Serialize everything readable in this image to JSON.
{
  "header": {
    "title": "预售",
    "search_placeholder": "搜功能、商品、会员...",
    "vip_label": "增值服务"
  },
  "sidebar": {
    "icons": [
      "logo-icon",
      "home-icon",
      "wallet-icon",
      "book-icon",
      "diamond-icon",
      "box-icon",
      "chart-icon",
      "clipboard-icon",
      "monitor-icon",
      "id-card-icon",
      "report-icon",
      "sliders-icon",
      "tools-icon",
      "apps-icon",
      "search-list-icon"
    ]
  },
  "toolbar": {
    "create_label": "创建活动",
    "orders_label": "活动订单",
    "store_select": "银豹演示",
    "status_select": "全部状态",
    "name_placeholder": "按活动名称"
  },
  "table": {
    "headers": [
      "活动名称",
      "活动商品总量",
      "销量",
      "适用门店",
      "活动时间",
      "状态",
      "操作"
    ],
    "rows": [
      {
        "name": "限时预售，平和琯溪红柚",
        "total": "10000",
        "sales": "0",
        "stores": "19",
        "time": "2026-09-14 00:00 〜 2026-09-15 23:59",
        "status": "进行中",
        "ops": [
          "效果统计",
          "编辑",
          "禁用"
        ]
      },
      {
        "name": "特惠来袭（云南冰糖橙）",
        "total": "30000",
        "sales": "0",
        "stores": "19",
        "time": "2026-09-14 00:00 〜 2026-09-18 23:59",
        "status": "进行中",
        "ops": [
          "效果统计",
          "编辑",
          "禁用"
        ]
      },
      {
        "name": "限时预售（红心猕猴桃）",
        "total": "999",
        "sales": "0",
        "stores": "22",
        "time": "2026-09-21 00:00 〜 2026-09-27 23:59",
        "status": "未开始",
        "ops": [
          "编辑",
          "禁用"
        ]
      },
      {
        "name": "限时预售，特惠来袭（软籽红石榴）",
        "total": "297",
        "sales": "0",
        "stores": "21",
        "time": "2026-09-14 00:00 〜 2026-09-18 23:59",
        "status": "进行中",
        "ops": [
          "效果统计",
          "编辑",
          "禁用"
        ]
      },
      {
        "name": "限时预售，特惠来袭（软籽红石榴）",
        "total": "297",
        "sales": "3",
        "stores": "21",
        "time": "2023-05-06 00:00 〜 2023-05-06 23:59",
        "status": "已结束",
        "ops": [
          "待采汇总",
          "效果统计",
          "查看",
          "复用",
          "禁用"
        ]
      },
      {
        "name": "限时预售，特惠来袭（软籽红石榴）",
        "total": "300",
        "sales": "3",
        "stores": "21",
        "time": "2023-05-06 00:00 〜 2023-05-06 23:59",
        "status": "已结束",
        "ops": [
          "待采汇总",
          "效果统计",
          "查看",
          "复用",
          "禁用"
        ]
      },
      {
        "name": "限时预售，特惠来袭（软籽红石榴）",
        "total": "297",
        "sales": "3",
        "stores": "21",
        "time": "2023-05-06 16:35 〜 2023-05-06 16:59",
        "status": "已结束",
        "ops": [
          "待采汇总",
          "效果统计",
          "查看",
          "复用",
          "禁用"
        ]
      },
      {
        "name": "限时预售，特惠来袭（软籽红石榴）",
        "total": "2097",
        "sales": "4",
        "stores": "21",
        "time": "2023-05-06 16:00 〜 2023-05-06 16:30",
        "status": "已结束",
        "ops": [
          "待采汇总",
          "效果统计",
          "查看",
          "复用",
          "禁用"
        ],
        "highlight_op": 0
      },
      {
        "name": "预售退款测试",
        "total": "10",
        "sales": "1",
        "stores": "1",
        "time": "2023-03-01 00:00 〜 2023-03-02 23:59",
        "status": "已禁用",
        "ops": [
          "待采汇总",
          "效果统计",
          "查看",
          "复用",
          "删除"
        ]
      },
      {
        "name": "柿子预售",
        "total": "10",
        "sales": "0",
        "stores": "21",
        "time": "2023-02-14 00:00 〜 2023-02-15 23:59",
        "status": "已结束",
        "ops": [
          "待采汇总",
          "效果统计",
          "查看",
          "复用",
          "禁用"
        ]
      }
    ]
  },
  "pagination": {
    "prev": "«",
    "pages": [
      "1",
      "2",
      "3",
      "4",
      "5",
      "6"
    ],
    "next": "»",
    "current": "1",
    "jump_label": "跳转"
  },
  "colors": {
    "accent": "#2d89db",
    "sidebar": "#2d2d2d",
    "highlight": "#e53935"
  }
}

━━━━━━━━━━━━━━━━━━━━

== Aim of the task ==
Repeat every line of the material exactly as given.

== Result of the task ==
Serialize everything readable in this image to JSON.
{
  "header": {
    "title": "预售",
    "search_placeholder": "搜功能、商品、会员...",
    "vip_label": "增值服务"
  },
  "sidebar": {
    "icons": [
      "logo-icon",
      "home-icon",
      "wallet-icon",
      "book-icon",
      "diamond-icon",
      "box-icon",
      "chart-icon",
      "clipboard-icon",
      "monitor-icon",
      "id-card-icon",
      "report-icon",
      "sliders-icon",
      "tools-icon",
      "apps-icon",
      "search-list-icon"
    ]
  },
  "toolbar": {
    "create_label": "创建活动",
    "orders_label": "活动订单",
    "store_select": "银豹演示",
    "status_select": "全部状态",
    "name_placeholder": "按活动名称"
  },
  "table": {
    "headers": [
      "活动名称",
      "活动商品总量",
      "销量",
      "适用门店",
      "活动时间",
      "状态",
      "操作"
    ],
    "rows": [
      {
        "name": "限时预售，平和琯溪红柚",
        "total": "10000",
        "sales": "0",
        "stores": "19",
        "time": "2026-09-14 00:00 〜 2026-09-15 23:59",
        "status": "进行中",
        "ops": [
          "效果统计",
          "编辑",
          "禁用"
        ]
      },
      {
        "name": "特惠来袭（云南冰糖橙）",
        "total": "30000",
        "sales": "0",
        "stores": "19",
        "time": "2026-09-14 00:00 〜 2026-09-18 23:59",
        "status": "进行中",
        "ops": [
          "效果统计",
          "编辑",
          "禁用"
        ]
      },
      {
        "name": "限时预售（红心猕猴桃）",
        "total": "999",
        "sales": "0",
        "stores": "22",
        "time": "2026-09-21 00:00 〜 2026-09-27 23:59",
        "status": "未开始",
        "ops": [
          "编辑",
          "禁用"
        ]
      },
      {
        "name": "限时预售，特惠来袭（软籽红石榴）",
        "total": "297",
        "sales": "0",
        "stores": "21",
        "time": "2026-09-14 00:00 〜 2026-09-18 23:59",
        "status": "进行中",
        "ops": [
          "效果统计",
          "编辑",
          "禁用"
        ]
      },
      {
        "name": "限时预售，特惠来袭（软籽红石榴）",
        "total": "297",
        "sales": "3",
        "stores": "21",
        "time": "2023-05-06 00:00 〜 2023-05-06 23:59",
        "status": "已结束",
        "ops": [
          "待采汇总",
          "效果统计",
          "查看",
          "复用",
          "禁用"
        ]
      },
      {
        "name": "限时预售，特惠来袭（软籽红石榴）",
        "total": "300",
        "sales": "3",
        "stores": "21",
        "time": "2023-05-06 00:00 〜 2023-05-06 23:59",
        "status": "已结束",
        "ops": [
          "待采汇总",
          "效果统计",
          "查看",
          "复用",
          "禁用"
        ]
      },
      {
        "name": "限时预售，特惠来袭（软籽红石榴）",
        "total": "297",
        "sales": "3",
        "stores": "21",
        "time": "2023-05-06 16:35 〜 2023-05-06 16:59",
        "status": "已结束",
        "ops": [
          "待采汇总",
          "效果统计",
          "查看",
          "复用",
          "禁用"
        ]
      },
      {
        "name": "限时预售，特惠来袭（软籽红石榴）",
        "total": "2097",
        "sales": "4",
        "stores": "21",
        "time": "2023-05-06 16:00 〜 2023-05-06 16:30",
        "status": "已结束",
        "ops": [
          "待采汇总",
          "效果统计",
          "查看",
          "复用",
          "禁用"
        ],
        "highlight_op": 0
      },
      {
        "name": "预售退款测试",
        "total": "10",
        "sales": "1",
        "stores": "1",
        "time": "2023-03-01 00:00 〜 2023-03-02 23:59",
        "status": "已禁用",
        "ops": [
          "待采汇总",
          "效果统计",
          "查看",
          "复用",
          "删除"
        ]
      },
      {
        "name": "柿子预售",
        "total": "10",
        "sales": "0",
        "stores": "21",
        "time": "2023-02-14 00:00 〜 2023-02-15 23:59",
        "status": "已结束",
        "ops": [
          "待采汇总",
          "效果统计",
          "查看",
          "复用",
          "禁用"
        ]
      }
    ]
  },
  "pagination": {
    "prev": "«",
    "pages": [
      "1",
      "2",
      "3",
      "4",
      "5",
      "6"
    ],
    "next": "»",
    "current": "1",
    "jump_label": "跳转"
  },
  "colors": {
    "accent": "#2d89db",
    "sidebar": "#2d2d2d",
    "highlight": "#e53935"
  }
}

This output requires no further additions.